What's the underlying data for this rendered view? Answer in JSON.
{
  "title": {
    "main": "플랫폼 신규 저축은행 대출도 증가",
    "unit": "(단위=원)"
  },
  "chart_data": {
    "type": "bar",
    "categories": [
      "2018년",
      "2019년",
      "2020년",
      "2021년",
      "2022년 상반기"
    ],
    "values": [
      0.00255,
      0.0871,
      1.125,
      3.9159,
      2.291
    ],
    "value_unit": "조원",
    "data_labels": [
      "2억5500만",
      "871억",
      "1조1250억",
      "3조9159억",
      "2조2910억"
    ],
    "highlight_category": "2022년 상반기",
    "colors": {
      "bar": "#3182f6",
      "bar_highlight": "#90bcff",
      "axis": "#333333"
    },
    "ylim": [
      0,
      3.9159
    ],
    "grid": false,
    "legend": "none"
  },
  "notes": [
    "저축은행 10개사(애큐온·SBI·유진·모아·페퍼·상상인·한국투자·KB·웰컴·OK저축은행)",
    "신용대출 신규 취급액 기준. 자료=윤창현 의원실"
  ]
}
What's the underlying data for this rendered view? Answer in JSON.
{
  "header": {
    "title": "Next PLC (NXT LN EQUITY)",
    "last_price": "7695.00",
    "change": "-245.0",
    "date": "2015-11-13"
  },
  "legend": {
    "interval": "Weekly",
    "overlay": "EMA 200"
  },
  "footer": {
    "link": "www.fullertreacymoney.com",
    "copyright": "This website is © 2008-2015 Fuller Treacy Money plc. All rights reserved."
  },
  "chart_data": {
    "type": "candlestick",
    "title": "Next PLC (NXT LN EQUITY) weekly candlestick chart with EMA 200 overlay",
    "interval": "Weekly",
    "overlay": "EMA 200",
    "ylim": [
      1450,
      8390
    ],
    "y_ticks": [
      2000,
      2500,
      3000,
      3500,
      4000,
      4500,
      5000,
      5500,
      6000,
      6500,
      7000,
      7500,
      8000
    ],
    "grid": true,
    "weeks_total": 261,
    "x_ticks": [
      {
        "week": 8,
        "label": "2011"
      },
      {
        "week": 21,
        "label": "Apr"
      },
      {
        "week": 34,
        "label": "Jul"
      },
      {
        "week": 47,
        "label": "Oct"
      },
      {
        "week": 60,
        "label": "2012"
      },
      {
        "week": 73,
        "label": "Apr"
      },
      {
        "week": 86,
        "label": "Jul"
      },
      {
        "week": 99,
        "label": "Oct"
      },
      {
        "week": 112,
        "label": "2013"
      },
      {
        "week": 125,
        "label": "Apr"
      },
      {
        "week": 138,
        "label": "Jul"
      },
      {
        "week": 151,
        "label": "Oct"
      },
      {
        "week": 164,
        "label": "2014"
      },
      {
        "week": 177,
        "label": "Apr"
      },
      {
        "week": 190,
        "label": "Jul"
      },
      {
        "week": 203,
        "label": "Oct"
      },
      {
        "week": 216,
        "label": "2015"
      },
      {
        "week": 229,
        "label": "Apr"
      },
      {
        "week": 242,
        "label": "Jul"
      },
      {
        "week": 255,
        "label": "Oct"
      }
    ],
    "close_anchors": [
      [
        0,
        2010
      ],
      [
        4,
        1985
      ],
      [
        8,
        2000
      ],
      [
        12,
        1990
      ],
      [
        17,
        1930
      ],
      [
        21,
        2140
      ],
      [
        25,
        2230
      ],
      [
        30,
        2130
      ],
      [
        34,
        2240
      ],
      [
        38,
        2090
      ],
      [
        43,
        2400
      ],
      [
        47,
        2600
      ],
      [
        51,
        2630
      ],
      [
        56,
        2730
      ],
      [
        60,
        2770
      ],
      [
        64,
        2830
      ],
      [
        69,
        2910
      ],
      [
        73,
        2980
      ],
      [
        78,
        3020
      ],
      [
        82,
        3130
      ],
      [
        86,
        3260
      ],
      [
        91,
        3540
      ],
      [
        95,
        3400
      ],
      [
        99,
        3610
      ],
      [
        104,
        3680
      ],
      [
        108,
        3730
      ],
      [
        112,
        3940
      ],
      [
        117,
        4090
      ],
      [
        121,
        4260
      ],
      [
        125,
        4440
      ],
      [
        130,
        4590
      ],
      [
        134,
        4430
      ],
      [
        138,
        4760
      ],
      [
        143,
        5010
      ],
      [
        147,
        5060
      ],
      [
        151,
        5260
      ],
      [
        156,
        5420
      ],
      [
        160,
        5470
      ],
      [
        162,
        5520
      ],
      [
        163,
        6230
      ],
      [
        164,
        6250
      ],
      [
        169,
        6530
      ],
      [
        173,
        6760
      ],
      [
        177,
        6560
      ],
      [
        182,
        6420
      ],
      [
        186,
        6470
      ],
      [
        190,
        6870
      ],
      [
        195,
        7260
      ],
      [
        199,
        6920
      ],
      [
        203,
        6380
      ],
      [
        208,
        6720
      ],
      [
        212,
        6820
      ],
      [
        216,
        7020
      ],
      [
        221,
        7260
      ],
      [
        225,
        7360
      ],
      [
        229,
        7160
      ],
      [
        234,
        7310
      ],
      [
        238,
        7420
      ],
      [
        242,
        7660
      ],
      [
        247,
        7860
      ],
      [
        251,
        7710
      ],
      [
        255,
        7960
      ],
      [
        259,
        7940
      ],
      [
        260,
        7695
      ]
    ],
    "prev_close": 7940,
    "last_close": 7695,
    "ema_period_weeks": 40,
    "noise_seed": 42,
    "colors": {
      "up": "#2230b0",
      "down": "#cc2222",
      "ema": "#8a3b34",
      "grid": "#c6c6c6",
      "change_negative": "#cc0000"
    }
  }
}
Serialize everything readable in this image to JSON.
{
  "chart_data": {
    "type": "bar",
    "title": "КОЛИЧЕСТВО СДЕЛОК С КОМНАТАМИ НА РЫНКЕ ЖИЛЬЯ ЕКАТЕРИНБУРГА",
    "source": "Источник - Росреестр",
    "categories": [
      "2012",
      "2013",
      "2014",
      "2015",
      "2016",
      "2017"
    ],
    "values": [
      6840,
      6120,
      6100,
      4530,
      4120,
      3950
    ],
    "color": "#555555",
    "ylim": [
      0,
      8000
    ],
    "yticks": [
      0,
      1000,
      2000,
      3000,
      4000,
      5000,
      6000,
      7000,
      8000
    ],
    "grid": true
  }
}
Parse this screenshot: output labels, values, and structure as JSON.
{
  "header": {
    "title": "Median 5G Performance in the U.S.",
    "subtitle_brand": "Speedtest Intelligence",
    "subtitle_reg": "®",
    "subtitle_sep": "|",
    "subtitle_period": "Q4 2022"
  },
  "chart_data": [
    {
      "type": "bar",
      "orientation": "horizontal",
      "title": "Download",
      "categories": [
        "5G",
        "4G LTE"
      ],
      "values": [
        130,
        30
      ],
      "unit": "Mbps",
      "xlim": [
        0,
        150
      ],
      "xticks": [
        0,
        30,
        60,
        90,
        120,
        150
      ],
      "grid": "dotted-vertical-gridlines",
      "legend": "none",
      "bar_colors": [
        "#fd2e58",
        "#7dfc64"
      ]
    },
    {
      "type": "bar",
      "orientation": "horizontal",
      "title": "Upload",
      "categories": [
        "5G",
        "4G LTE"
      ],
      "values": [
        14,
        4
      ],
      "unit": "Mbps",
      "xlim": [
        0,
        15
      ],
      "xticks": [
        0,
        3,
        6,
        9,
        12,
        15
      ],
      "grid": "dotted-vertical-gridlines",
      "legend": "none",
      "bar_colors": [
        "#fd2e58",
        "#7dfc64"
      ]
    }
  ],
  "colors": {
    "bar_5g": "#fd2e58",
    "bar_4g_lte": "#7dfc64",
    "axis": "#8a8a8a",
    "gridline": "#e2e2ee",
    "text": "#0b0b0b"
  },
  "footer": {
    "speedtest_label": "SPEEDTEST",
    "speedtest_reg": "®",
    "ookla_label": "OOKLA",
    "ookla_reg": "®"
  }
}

▸ **Task instructions**
Write only the number of lines in the data above that include "저축은행".

▸ **Exercise result**
2